Within the material below, find each line bearing the word "screenshot" and present it.
※ ※ ※
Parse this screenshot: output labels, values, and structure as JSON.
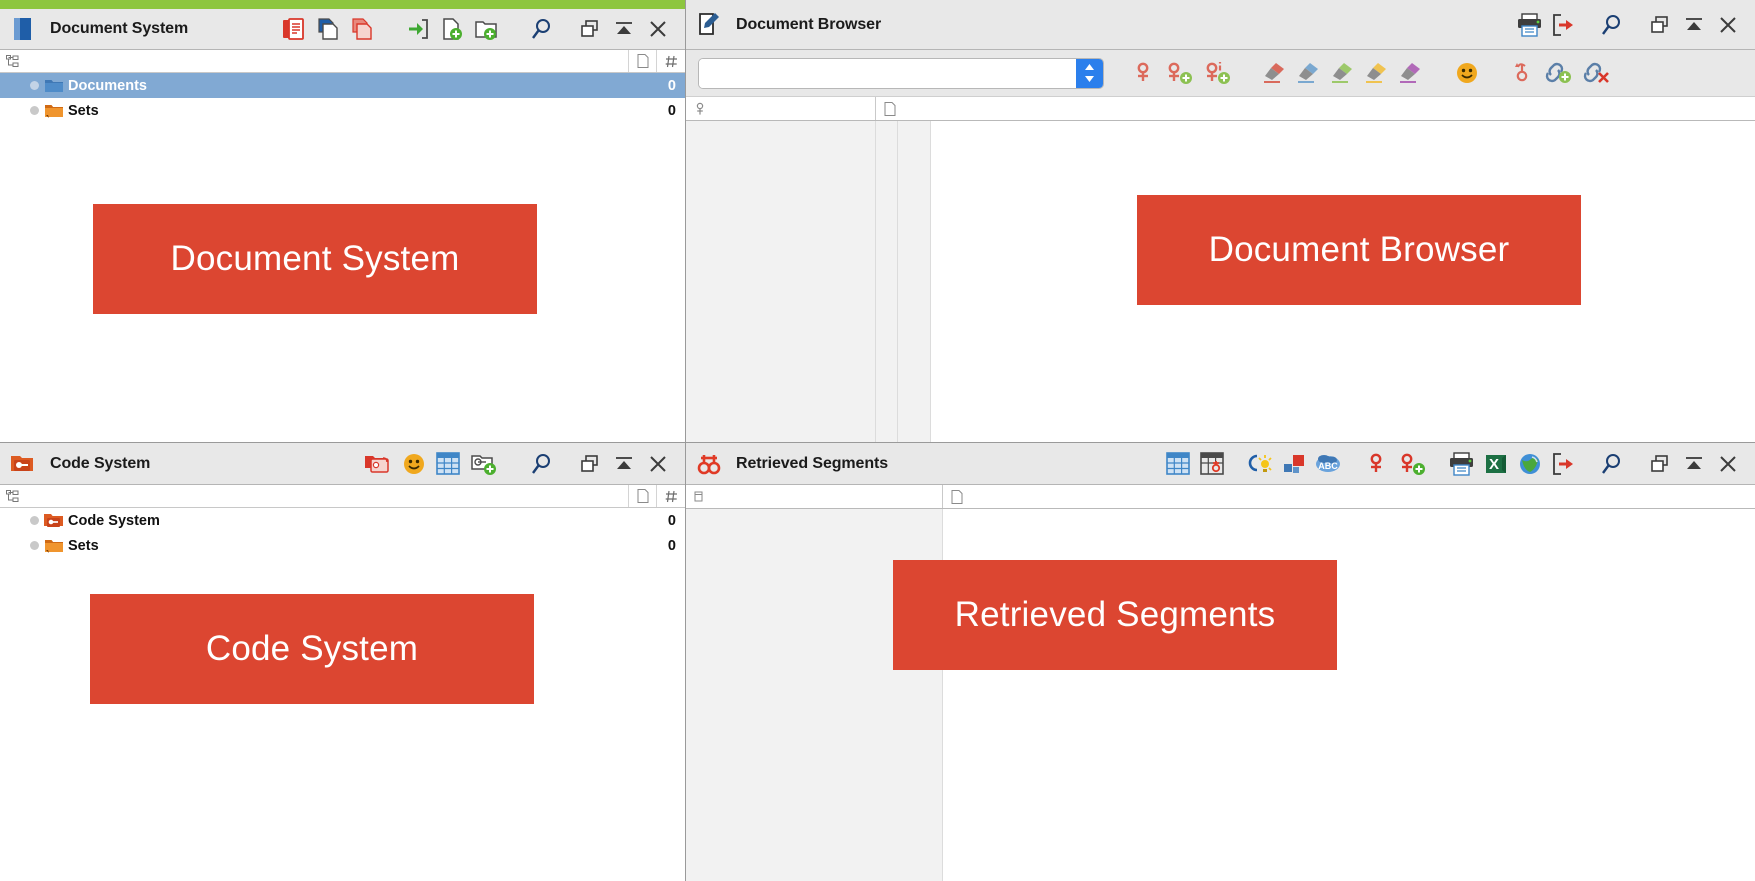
{
  "theme": {
    "accent_green": "#8dc63f",
    "banner_red": "#dc4631",
    "selection_blue": "#81a9d3",
    "toolbar_grey": "#e8e8e8",
    "spinner_blue": "#2b7fec"
  },
  "panels": {
    "document_system": {
      "title": "Document System",
      "icon": "document-stack-icon",
      "banner_label": "Document System",
      "columns": [
        {
          "name": "tree-column",
          "icon": "hierarchy-icon",
          "label": ""
        },
        {
          "name": "memo-column",
          "icon": "memo-page-icon",
          "label": ""
        },
        {
          "name": "count-column",
          "icon": "hash-icon",
          "label": ""
        }
      ],
      "toolbar": [
        {
          "name": "paste-document-button",
          "icon": "clipboard-paste-icon",
          "label": "Paste Document"
        },
        {
          "name": "copy-document-button",
          "icon": "copy-blue-icon",
          "label": "Copy Document"
        },
        {
          "name": "duplicate-document-button",
          "icon": "copy-red-icon",
          "label": "Duplicate Document"
        },
        {
          "name": "import-document-button",
          "icon": "import-arrow-icon",
          "label": "Import Document"
        },
        {
          "name": "new-document-button",
          "icon": "new-document-plus-icon",
          "label": "New Document"
        },
        {
          "name": "new-document-group-button",
          "icon": "new-folder-plus-icon",
          "label": "New Document Group"
        },
        {
          "name": "search-button",
          "icon": "magnifier-icon",
          "label": "Search"
        },
        {
          "name": "detach-window-button",
          "icon": "detach-window-icon",
          "label": "Detach"
        },
        {
          "name": "collapse-button",
          "icon": "collapse-up-icon",
          "label": "Collapse"
        },
        {
          "name": "close-button",
          "icon": "close-x-icon",
          "label": "Close"
        }
      ],
      "tree": [
        {
          "name": "tree-item-documents",
          "label": "Documents",
          "icon": "folder-blue-icon",
          "count": "0",
          "selected": true
        },
        {
          "name": "tree-item-sets",
          "label": "Sets",
          "icon": "folder-orange-icon",
          "count": "0",
          "selected": false
        }
      ]
    },
    "document_browser": {
      "title": "Document Browser",
      "icon": "edit-page-icon",
      "banner_label": "Document Browser",
      "search": {
        "value": "",
        "placeholder": ""
      },
      "columns": [
        {
          "name": "code-column",
          "icon": "code-node-icon",
          "label": ""
        },
        {
          "name": "memo-column",
          "icon": "memo-page-icon",
          "label": ""
        }
      ],
      "toolbar_top": [
        {
          "name": "print-button",
          "icon": "printer-icon",
          "label": "Print"
        },
        {
          "name": "export-button",
          "icon": "export-arrow-icon",
          "label": "Export"
        },
        {
          "name": "search-button",
          "icon": "magnifier-icon",
          "label": "Search"
        },
        {
          "name": "detach-window-button",
          "icon": "detach-window-icon",
          "label": "Detach"
        },
        {
          "name": "collapse-button",
          "icon": "collapse-up-icon",
          "label": "Collapse"
        },
        {
          "name": "close-button",
          "icon": "close-x-icon",
          "label": "Close"
        }
      ],
      "toolbar_tools": [
        {
          "name": "code-in-vivo-button",
          "icon": "code-node-red-icon",
          "label": "Code In Vivo"
        },
        {
          "name": "new-code-button",
          "icon": "code-node-plus-icon",
          "label": "New Code"
        },
        {
          "name": "new-code-with-info-button",
          "icon": "code-node-info-plus-icon",
          "label": "New Code With Info"
        },
        {
          "name": "highlight-red-button",
          "icon": "highlighter-red-icon",
          "label": "Highlight Red"
        },
        {
          "name": "highlight-blue-button",
          "icon": "highlighter-blue-icon",
          "label": "Highlight Blue"
        },
        {
          "name": "highlight-green-button",
          "icon": "highlighter-green-icon",
          "label": "Highlight Green"
        },
        {
          "name": "highlight-yellow-button",
          "icon": "highlighter-yellow-icon",
          "label": "Highlight Yellow"
        },
        {
          "name": "highlight-magenta-button",
          "icon": "highlighter-magenta-icon",
          "label": "Highlight Magenta"
        },
        {
          "name": "emoticode-button",
          "icon": "smiley-icon",
          "label": "Emoticode"
        },
        {
          "name": "undo-coding-button",
          "icon": "undo-code-icon",
          "label": "Undo Coding"
        },
        {
          "name": "add-link-button",
          "icon": "link-plus-icon",
          "label": "Add Link"
        },
        {
          "name": "delete-link-button",
          "icon": "link-delete-icon",
          "label": "Delete Link"
        }
      ]
    },
    "code_system": {
      "title": "Code System",
      "icon": "code-folder-icon",
      "banner_label": "Code System",
      "columns": [
        {
          "name": "tree-column",
          "icon": "hierarchy-icon",
          "label": ""
        },
        {
          "name": "memo-column",
          "icon": "memo-page-icon",
          "label": ""
        },
        {
          "name": "count-column",
          "icon": "hash-icon",
          "label": ""
        }
      ],
      "toolbar": [
        {
          "name": "paste-code-button",
          "icon": "code-paste-red-icon",
          "label": "Paste Code"
        },
        {
          "name": "emoticode-button",
          "icon": "smiley-icon",
          "label": "Emoticode"
        },
        {
          "name": "code-matrix-button",
          "icon": "grid-blue-icon",
          "label": "Code Matrix"
        },
        {
          "name": "new-code-button",
          "icon": "new-code-plus-icon",
          "label": "New Code"
        },
        {
          "name": "search-button",
          "icon": "magnifier-icon",
          "label": "Search"
        },
        {
          "name": "detach-window-button",
          "icon": "detach-window-icon",
          "label": "Detach"
        },
        {
          "name": "collapse-button",
          "icon": "collapse-up-icon",
          "label": "Collapse"
        },
        {
          "name": "close-button",
          "icon": "close-x-icon",
          "label": "Close"
        }
      ],
      "tree": [
        {
          "name": "tree-item-code-system",
          "label": "Code System",
          "icon": "code-folder-icon",
          "count": "0",
          "selected": false
        },
        {
          "name": "tree-item-sets",
          "label": "Sets",
          "icon": "folder-orange-icon",
          "count": "0",
          "selected": false
        }
      ]
    },
    "retrieved_segments": {
      "title": "Retrieved Segments",
      "icon": "retrieved-segments-icon",
      "banner_label": "Retrieved Segments",
      "columns": [
        {
          "name": "segment-column",
          "icon": "segment-icon",
          "label": ""
        },
        {
          "name": "memo-column",
          "icon": "memo-page-icon",
          "label": ""
        }
      ],
      "toolbar": [
        {
          "name": "overview-table-button",
          "icon": "grid-blue-icon",
          "label": "Overview Table"
        },
        {
          "name": "coded-segments-table-button",
          "icon": "grid-code-icon",
          "label": "Coded Segments Table"
        },
        {
          "name": "summary-button",
          "icon": "lightbulb-idea-icon",
          "label": "Summary"
        },
        {
          "name": "color-blocks-button",
          "icon": "color-blocks-icon",
          "label": "Color Blocks"
        },
        {
          "name": "paraphrase-button",
          "icon": "abc-cloud-icon",
          "label": "Paraphrase"
        },
        {
          "name": "code-button",
          "icon": "code-node-red-icon",
          "label": "Code"
        },
        {
          "name": "new-code-button",
          "icon": "code-node-plus-icon",
          "label": "New Code"
        },
        {
          "name": "print-button",
          "icon": "printer-icon",
          "label": "Print"
        },
        {
          "name": "excel-export-button",
          "icon": "excel-icon",
          "label": "Export to Excel"
        },
        {
          "name": "html-export-button",
          "icon": "globe-icon",
          "label": "Export to HTML"
        },
        {
          "name": "export-button",
          "icon": "export-arrow-icon",
          "label": "Export"
        },
        {
          "name": "search-button",
          "icon": "magnifier-icon",
          "label": "Search"
        },
        {
          "name": "detach-window-button",
          "icon": "detach-window-icon",
          "label": "Detach"
        },
        {
          "name": "collapse-button",
          "icon": "collapse-up-icon",
          "label": "Collapse"
        },
        {
          "name": "close-button",
          "icon": "close-x-icon",
          "label": "Close"
        }
      ]
    }
  }
}
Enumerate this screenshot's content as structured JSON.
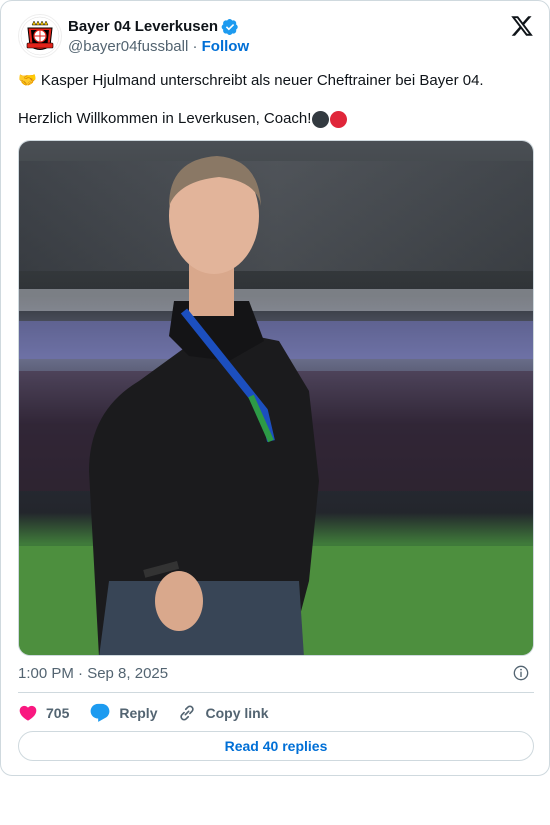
※ ※ ※
_THE ANSWER_.
Parse this screenshot: output labels, values, and structure as JSON.
Enumerate this screenshot's content as structured JSON.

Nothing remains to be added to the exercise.